:: SUPPLIED PASSAGE ::
++++++++++++++++++++
There are, by and large, three different kinds of word processor user:

  • Those in business (writing business reports, plans, and so on)
  • Those in education (essays, dissertations, and the like)
  • Professional writers (creating content for newspapers, magazines, books and online)

Two out of three of those have one primary need when writing; to know how many words they’ve written so far, yet for years this feature was a clunky afterthought tucked into a modal dialog hidden in a sub-menu. In 1995 I got so frustrated with this that I made Wordless, a bare-bones word processor that gave me a live word and selection count as I worked. Live word count in word processors is pretty much universal these days, but it took two years of badgering Microsoft product managers before it was added to Word in the Office 98 suite. Unfortunately, at the same time the software also gained Clippy, the anthropomorphic paper clip helper that distracted people the moment they seemed to be getting on with something. It was a user experience all right, but not a good one.
++++++++++++++++++++
:: DATA EXTRACTS ::
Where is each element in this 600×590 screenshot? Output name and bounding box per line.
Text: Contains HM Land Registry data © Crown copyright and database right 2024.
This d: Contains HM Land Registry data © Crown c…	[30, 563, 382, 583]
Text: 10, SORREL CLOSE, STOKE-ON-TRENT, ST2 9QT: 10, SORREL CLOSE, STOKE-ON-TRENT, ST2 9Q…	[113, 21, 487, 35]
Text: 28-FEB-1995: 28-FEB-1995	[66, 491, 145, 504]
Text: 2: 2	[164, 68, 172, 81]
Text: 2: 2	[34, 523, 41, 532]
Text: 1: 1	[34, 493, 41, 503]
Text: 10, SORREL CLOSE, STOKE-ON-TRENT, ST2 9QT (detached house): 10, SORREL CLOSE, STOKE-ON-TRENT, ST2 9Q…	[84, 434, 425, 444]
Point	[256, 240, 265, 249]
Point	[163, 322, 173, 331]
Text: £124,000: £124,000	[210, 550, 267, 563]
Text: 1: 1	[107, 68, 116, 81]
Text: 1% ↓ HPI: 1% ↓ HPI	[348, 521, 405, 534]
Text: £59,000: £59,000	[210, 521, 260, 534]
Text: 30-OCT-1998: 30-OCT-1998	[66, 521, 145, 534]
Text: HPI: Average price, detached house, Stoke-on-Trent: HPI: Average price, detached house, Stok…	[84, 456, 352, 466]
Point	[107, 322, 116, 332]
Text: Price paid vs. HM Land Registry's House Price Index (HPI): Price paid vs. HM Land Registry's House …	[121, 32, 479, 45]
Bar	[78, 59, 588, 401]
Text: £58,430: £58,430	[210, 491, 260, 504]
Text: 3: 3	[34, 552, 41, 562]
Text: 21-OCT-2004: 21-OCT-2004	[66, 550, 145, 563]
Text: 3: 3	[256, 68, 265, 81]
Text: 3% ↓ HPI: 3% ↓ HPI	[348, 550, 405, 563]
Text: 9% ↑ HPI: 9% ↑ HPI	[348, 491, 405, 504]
++++++++++++++++++++
:: TASK LIST ::
1) Update the word processor text between "There are, by" and "and the like)", inclusive, swapping "dissertations" for "theses".
2) Answer these about the word processor text:
(a) Which of the three listed kinds of user creates content for newspapers, magazines, books and online?
(b) In what year was Wordless made?
(c) In which Office suite was live word count first added to Word?
3) Continue the piece on word processor users and word count from the point where it stops.

:: ANSWERS BELOW ::
1)
There are, by and large, three different kinds of word processor user:

  • Those in business (writing business reports, plans, and so on)
  • Those in education (essays, theses, and the like)

2)
(a) Professional writers
(b) 1995
(c) Office 98

3)
Since then Word has been through a number of UI design as well as internal structure revamps, but having tried each new version I find it hard to believe there’s been much serious UX design thought applied. Or perhaps it’s just that Microsoft doesn’t care much about anything but the business market? There’s evidence for this, starting with Rick Schaut, a long-time member of the Word development team, who has said that “the needs of most Word users aren’t the same as the needs of professional writers.” In other words, Word is not made for professional writers. Bet you didn’t see that coming!

“The needs of most Word users aren’t the same
as the needs of professional writers”

—Rick Schaut, Microsoft Word development team

It’s not that I think we shouldn’t have features to help us control how our words are presented. That would be an odd stance for a designer. We just need them to stay out of the way of the writing process. I’m not alone in this thinking by any means; Charles Stross has written some lovely posts on this. Look for his ‘Common Misconceptions About Publishing’ collection in the ‘Charlie’s Diary’ section of his Antipope.org site.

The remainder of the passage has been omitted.